**Stored data:**

※ ※ ※

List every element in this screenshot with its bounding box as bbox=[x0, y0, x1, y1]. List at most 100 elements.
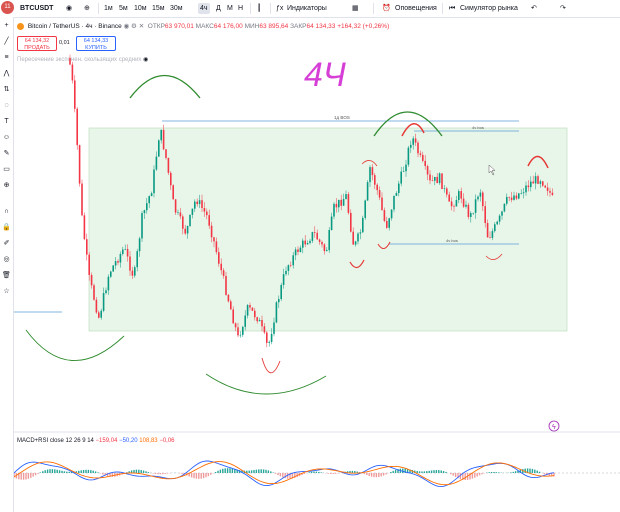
tf-5m[interactable]: 5м bbox=[119, 5, 128, 12]
macd-histogram-bar bbox=[39, 472, 42, 473]
prediction-icon[interactable]: ⇅ bbox=[3, 86, 10, 93]
favorites-icon[interactable]: ☆ bbox=[3, 288, 10, 295]
macd-histogram-bar bbox=[282, 473, 284, 478]
icons-tool-icon[interactable]: ☺ bbox=[2, 134, 11, 141]
alert-icon[interactable]: ⏰ bbox=[382, 5, 391, 12]
candle-body bbox=[369, 167, 371, 183]
candle-body bbox=[458, 191, 460, 201]
pattern-icon[interactable]: ⋀ bbox=[3, 70, 10, 77]
tf-15m[interactable]: 15м bbox=[152, 5, 165, 12]
trendline-icon[interactable]: ╱ bbox=[4, 38, 9, 45]
tf-day[interactable]: Д bbox=[216, 5, 221, 12]
templates-icon[interactable]: ▦ bbox=[352, 5, 359, 12]
red-arc-right[interactable] bbox=[527, 155, 549, 169]
tf-4h[interactable]: 4ч bbox=[198, 3, 210, 14]
buy-button[interactable]: 64 134,33 КУПИТЬ bbox=[76, 36, 116, 51]
candle-body bbox=[412, 138, 414, 145]
geometry-icon[interactable]: ◌ bbox=[4, 102, 9, 109]
replay-button[interactable]: Симулятор рынка bbox=[460, 5, 518, 12]
macd-histogram-bar bbox=[332, 473, 334, 474]
candle-body bbox=[119, 253, 122, 263]
magnet-icon[interactable]: ∩ bbox=[3, 208, 10, 215]
text-icon[interactable]: T bbox=[4, 118, 9, 125]
compare-add-icon[interactable]: ⊕ bbox=[84, 5, 90, 12]
red-arc-low3[interactable] bbox=[485, 253, 503, 260]
candle-body bbox=[174, 199, 177, 213]
macd-histogram-bar bbox=[106, 473, 109, 477]
indicators-button[interactable]: Индикаторы bbox=[287, 5, 327, 12]
candle-body bbox=[302, 240, 304, 248]
chart-canvas[interactable]: 1д BOS 4ч bos 4ч bos 4Ч ϟ bbox=[14, 18, 620, 512]
tf-month[interactable]: М bbox=[227, 5, 233, 12]
candle-body bbox=[472, 212, 474, 214]
macd-histogram-bar bbox=[548, 473, 550, 476]
candle-body bbox=[136, 251, 138, 268]
divider bbox=[442, 3, 443, 14]
macd-histogram-bar bbox=[44, 470, 46, 473]
candle-body bbox=[436, 176, 438, 184]
candle-body bbox=[374, 175, 376, 185]
stay-in-drawing-icon[interactable]: ✐ bbox=[3, 240, 10, 247]
macd-histogram-bar bbox=[428, 470, 430, 473]
replay-icon[interactable]: ⏮ bbox=[449, 5, 456, 12]
arc-top-right[interactable] bbox=[373, 111, 443, 137]
redo-icon[interactable]: ↷ bbox=[560, 5, 566, 12]
arc-bottom-mid[interactable] bbox=[205, 373, 327, 395]
lock-drawings-icon[interactable]: 🔒 bbox=[2, 224, 11, 231]
brush-icon[interactable]: ✎ bbox=[3, 150, 10, 157]
red-arc-low2[interactable] bbox=[377, 241, 391, 249]
macd-histogram-bar bbox=[231, 468, 234, 473]
red-arc-bottom[interactable] bbox=[261, 357, 281, 374]
macd-histogram-bar bbox=[416, 471, 418, 473]
arc-bottom-left[interactable] bbox=[25, 329, 125, 361]
tf-10m[interactable]: 10м bbox=[134, 5, 147, 12]
delete-icon[interactable]: 🗑 bbox=[2, 272, 11, 279]
lightning-icon[interactable] bbox=[548, 420, 560, 432]
candle-body bbox=[424, 160, 426, 167]
candle-body bbox=[354, 241, 357, 245]
tf-week[interactable]: Н bbox=[238, 5, 244, 12]
candle-body bbox=[299, 247, 302, 252]
candle-body bbox=[306, 243, 309, 245]
macd-histogram-bar bbox=[531, 468, 534, 473]
arc-top-left[interactable] bbox=[129, 74, 201, 99]
red-arc-low1[interactable] bbox=[349, 259, 365, 269]
sell-button[interactable]: 64 134,32 ПРОДАТЬ bbox=[17, 36, 57, 51]
macd-histogram-bar bbox=[260, 469, 262, 473]
candles-style-icon[interactable]: ┃ bbox=[257, 5, 262, 12]
user-avatar[interactable]: 11 bbox=[1, 1, 14, 14]
candle-body bbox=[311, 232, 314, 241]
ruler-icon[interactable]: ▭ bbox=[3, 166, 10, 173]
candle-body bbox=[407, 147, 410, 165]
macd-histogram-bar bbox=[459, 473, 462, 480]
tf-30m[interactable]: 30м bbox=[170, 5, 183, 12]
macd-histogram-bar bbox=[157, 473, 159, 475]
undo-icon[interactable]: ↶ bbox=[531, 5, 537, 12]
candle-body bbox=[110, 271, 112, 277]
red-arc-small[interactable] bbox=[361, 160, 378, 167]
candle-body bbox=[122, 249, 124, 254]
macd-histogram-bar bbox=[522, 469, 524, 473]
macd-histogram-bar bbox=[279, 473, 282, 477]
symbol-search-button[interactable]: BTCUSDT bbox=[20, 5, 54, 12]
eye-icon[interactable]: ◉ ⚙ ✕ bbox=[123, 23, 145, 30]
candle-body bbox=[201, 200, 203, 208]
candle-body bbox=[318, 239, 321, 242]
eye-icon[interactable]: ◉ bbox=[143, 57, 149, 63]
signal-line bbox=[14, 461, 555, 486]
zoom-icon[interactable]: ⊕ bbox=[3, 182, 10, 189]
hide-drawings-icon[interactable]: ◎ bbox=[3, 256, 10, 263]
macd-histogram-bar bbox=[301, 473, 303, 475]
macd-histogram-bar bbox=[351, 470, 354, 473]
alerts-button[interactable]: Оповещения bbox=[395, 5, 437, 12]
macd-histogram-bar bbox=[426, 471, 428, 473]
fib-icon[interactable]: ≡ bbox=[4, 54, 9, 61]
candle-body bbox=[537, 176, 539, 184]
indicators-icon[interactable]: ƒx bbox=[276, 5, 284, 12]
watch-icon[interactable]: ◉ bbox=[66, 5, 73, 12]
crosshair-icon[interactable]: + bbox=[4, 22, 9, 29]
red-arc-top[interactable] bbox=[401, 123, 425, 137]
candle-body bbox=[340, 199, 342, 206]
candle-body bbox=[74, 80, 76, 109]
tf-1m[interactable]: 1м bbox=[104, 5, 113, 12]
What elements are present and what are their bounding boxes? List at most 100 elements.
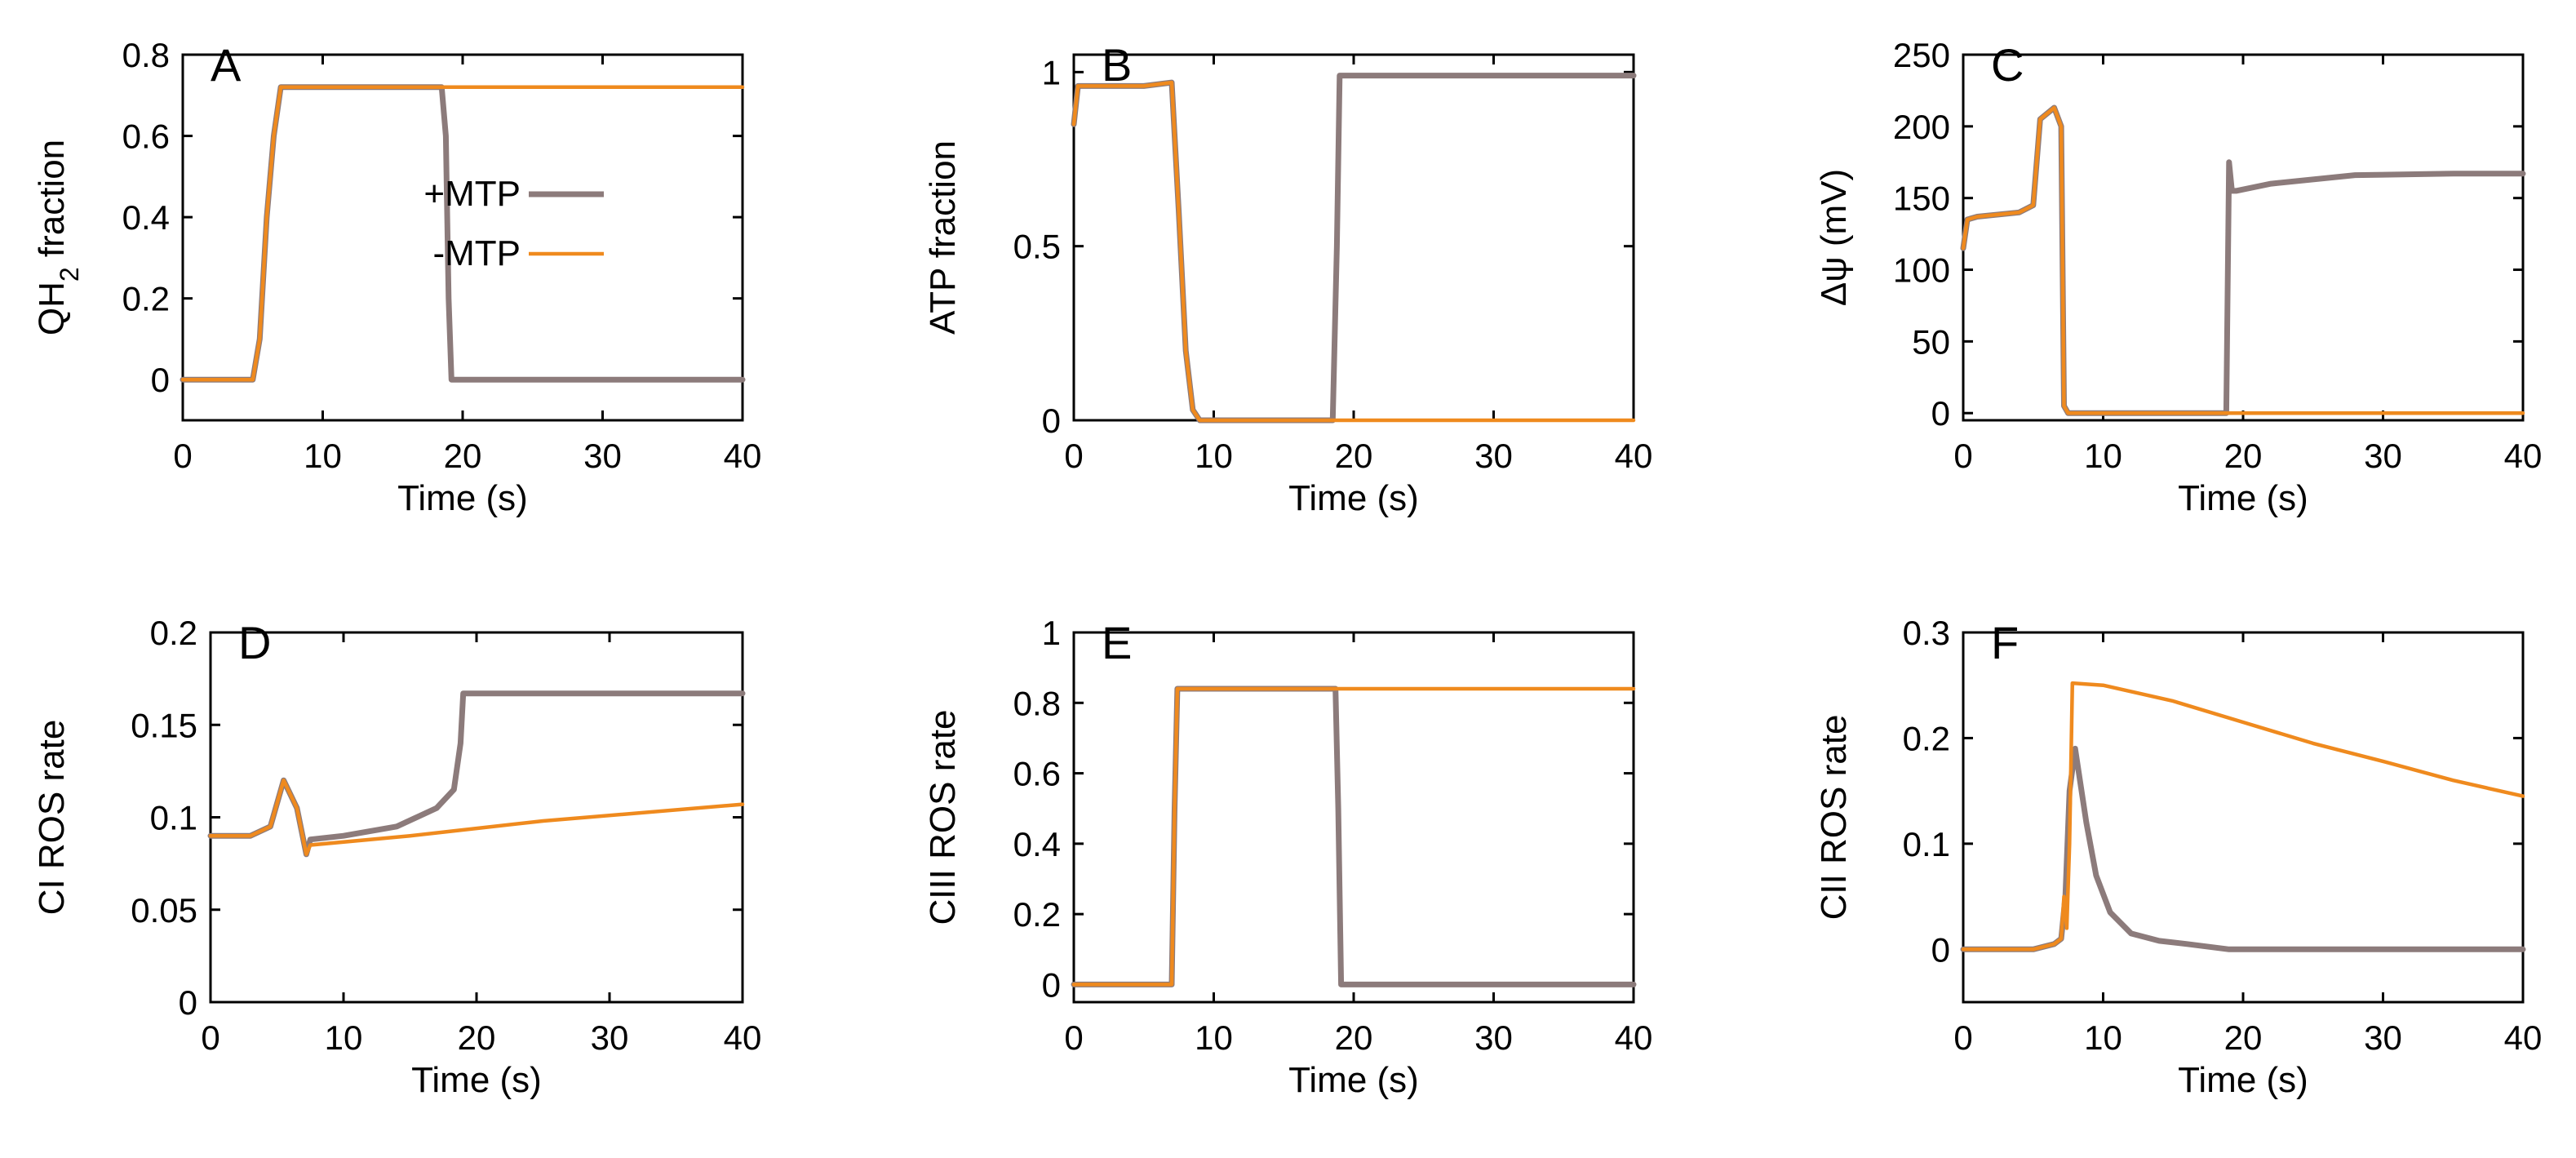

※ ※ ※

**What you will do:** Update the records above by swapping "candle-body" for "candle" everywhere it appears, keeping every other line unchanged, and leave the pictures out of your answer.

**Solution to this exercise:**
List every element in this screenshot with its bounding box as bbox=[x0, y0, x1, y1]. List at most 100 elements.
tf-5m[interactable]: 5м bbox=[119, 5, 128, 12]
macd-histogram-bar bbox=[39, 472, 42, 473]
prediction-icon[interactable]: ⇅ bbox=[3, 86, 10, 93]
favorites-icon[interactable]: ☆ bbox=[3, 288, 10, 295]
macd-histogram-bar bbox=[282, 473, 284, 478]
icons-tool-icon[interactable]: ☺ bbox=[2, 134, 11, 141]
alert-icon[interactable]: ⏰ bbox=[382, 5, 391, 12]
candle bbox=[369, 167, 371, 183]
candle bbox=[458, 191, 460, 201]
pattern-icon[interactable]: ⋀ bbox=[3, 70, 10, 77]
tf-15m[interactable]: 15м bbox=[152, 5, 165, 12]
trendline-icon[interactable]: ╱ bbox=[4, 38, 9, 45]
tf-day[interactable]: Д bbox=[216, 5, 221, 12]
templates-icon[interactable]: ▦ bbox=[352, 5, 359, 12]
red-arc-right[interactable] bbox=[527, 155, 549, 169]
tf-4h[interactable]: 4ч bbox=[198, 3, 210, 14]
buy-button[interactable]: 64 134,33 КУПИТЬ bbox=[76, 36, 116, 51]
candle bbox=[412, 138, 414, 145]
geometry-icon[interactable]: ◌ bbox=[4, 102, 9, 109]
replay-button[interactable]: Симулятор рынка bbox=[460, 5, 518, 12]
macd-histogram-bar bbox=[332, 473, 334, 474]
candle bbox=[119, 253, 122, 263]
magnet-icon[interactable]: ∩ bbox=[3, 208, 10, 215]
text-icon[interactable]: T bbox=[4, 118, 9, 125]
compare-add-icon[interactable]: ⊕ bbox=[84, 5, 90, 12]
red-arc-low3[interactable] bbox=[485, 253, 503, 260]
candle bbox=[174, 199, 177, 213]
macd-histogram-bar bbox=[106, 473, 109, 477]
indicators-button[interactable]: Индикаторы bbox=[287, 5, 327, 12]
candle bbox=[302, 240, 304, 248]
chart-canvas[interactable]: 1д BOS 4ч bos 4ч bos 4Ч ϟ bbox=[14, 18, 620, 512]
tf-month[interactable]: М bbox=[227, 5, 233, 12]
candle bbox=[472, 212, 474, 214]
macd-histogram-bar bbox=[548, 473, 550, 476]
candle bbox=[136, 251, 138, 268]
divider bbox=[442, 3, 443, 14]
macd-histogram-bar bbox=[44, 470, 46, 473]
candle bbox=[436, 176, 438, 184]
candle bbox=[374, 175, 376, 185]
stay-in-drawing-icon[interactable]: ✐ bbox=[3, 240, 10, 247]
macd-histogram-bar bbox=[428, 470, 430, 473]
replay-icon[interactable]: ⏮ bbox=[449, 5, 456, 12]
arc-top-right[interactable] bbox=[373, 111, 443, 137]
redo-icon[interactable]: ↷ bbox=[560, 5, 566, 12]
arc-bottom-mid[interactable] bbox=[205, 373, 327, 395]
lock-drawings-icon[interactable]: 🔒 bbox=[2, 224, 11, 231]
brush-icon[interactable]: ✎ bbox=[3, 150, 10, 157]
red-arc-low2[interactable] bbox=[377, 241, 391, 249]
macd-histogram-bar bbox=[231, 468, 234, 473]
red-arc-bottom[interactable] bbox=[261, 357, 281, 374]
macd-histogram-bar bbox=[416, 471, 418, 473]
arc-bottom-left[interactable] bbox=[25, 329, 125, 361]
tf-10m[interactable]: 10м bbox=[134, 5, 147, 12]
delete-icon[interactable]: 🗑 bbox=[2, 272, 11, 279]
lightning-icon[interactable] bbox=[548, 420, 560, 432]
candle bbox=[424, 160, 426, 167]
candle bbox=[354, 241, 357, 245]
tf-week[interactable]: Н bbox=[238, 5, 244, 12]
candle bbox=[299, 247, 302, 252]
candle bbox=[306, 243, 309, 245]
macd-histogram-bar bbox=[531, 468, 534, 473]
arc-top-left[interactable] bbox=[129, 74, 201, 99]
red-arc-low1[interactable] bbox=[349, 259, 365, 269]
sell-button[interactable]: 64 134,32 ПРОДАТЬ bbox=[17, 36, 57, 51]
macd-histogram-bar bbox=[260, 469, 262, 473]
candles-style-icon[interactable]: ┃ bbox=[257, 5, 262, 12]
user-avatar[interactable]: 11 bbox=[1, 1, 14, 14]
candle bbox=[311, 232, 314, 241]
ruler-icon[interactable]: ▭ bbox=[3, 166, 10, 173]
candle bbox=[407, 147, 410, 165]
macd-histogram-bar bbox=[459, 473, 462, 480]
tf-30m[interactable]: 30м bbox=[170, 5, 183, 12]
macd-histogram-bar bbox=[157, 473, 159, 475]
undo-icon[interactable]: ↶ bbox=[531, 5, 537, 12]
candle bbox=[110, 271, 112, 277]
red-arc-small[interactable] bbox=[361, 160, 378, 167]
candle bbox=[122, 249, 124, 254]
macd-histogram-bar bbox=[522, 469, 524, 473]
macd-histogram-bar bbox=[279, 473, 282, 477]
symbol-search-button[interactable]: BTCUSDT bbox=[20, 5, 54, 12]
eye-icon[interactable]: ◉ ⚙ ✕ bbox=[123, 23, 145, 30]
candle bbox=[201, 200, 203, 208]
candle bbox=[318, 239, 321, 242]
eye-icon[interactable]: ◉ bbox=[143, 57, 149, 63]
signal-line bbox=[14, 461, 555, 486]
zoom-icon[interactable]: ⊕ bbox=[3, 182, 10, 189]
hide-drawings-icon[interactable]: ◎ bbox=[3, 256, 10, 263]
macd-histogram-bar bbox=[301, 473, 303, 475]
macd-histogram-bar bbox=[351, 470, 354, 473]
alerts-button[interactable]: Оповещения bbox=[395, 5, 437, 12]
macd-histogram-bar bbox=[426, 471, 428, 473]
fib-icon[interactable]: ≡ bbox=[4, 54, 9, 61]
candle bbox=[537, 176, 539, 184]
indicators-icon[interactable]: ƒx bbox=[276, 5, 284, 12]
watch-icon[interactable]: ◉ bbox=[66, 5, 73, 12]
crosshair-icon[interactable]: + bbox=[4, 22, 9, 29]
red-arc-top[interactable] bbox=[401, 123, 425, 137]
candle bbox=[340, 199, 342, 206]
candle bbox=[74, 80, 76, 109]
tf-1m[interactable]: 1м bbox=[104, 5, 113, 12]
What elements are present and what are their bounding boxes? List at most 100 elements.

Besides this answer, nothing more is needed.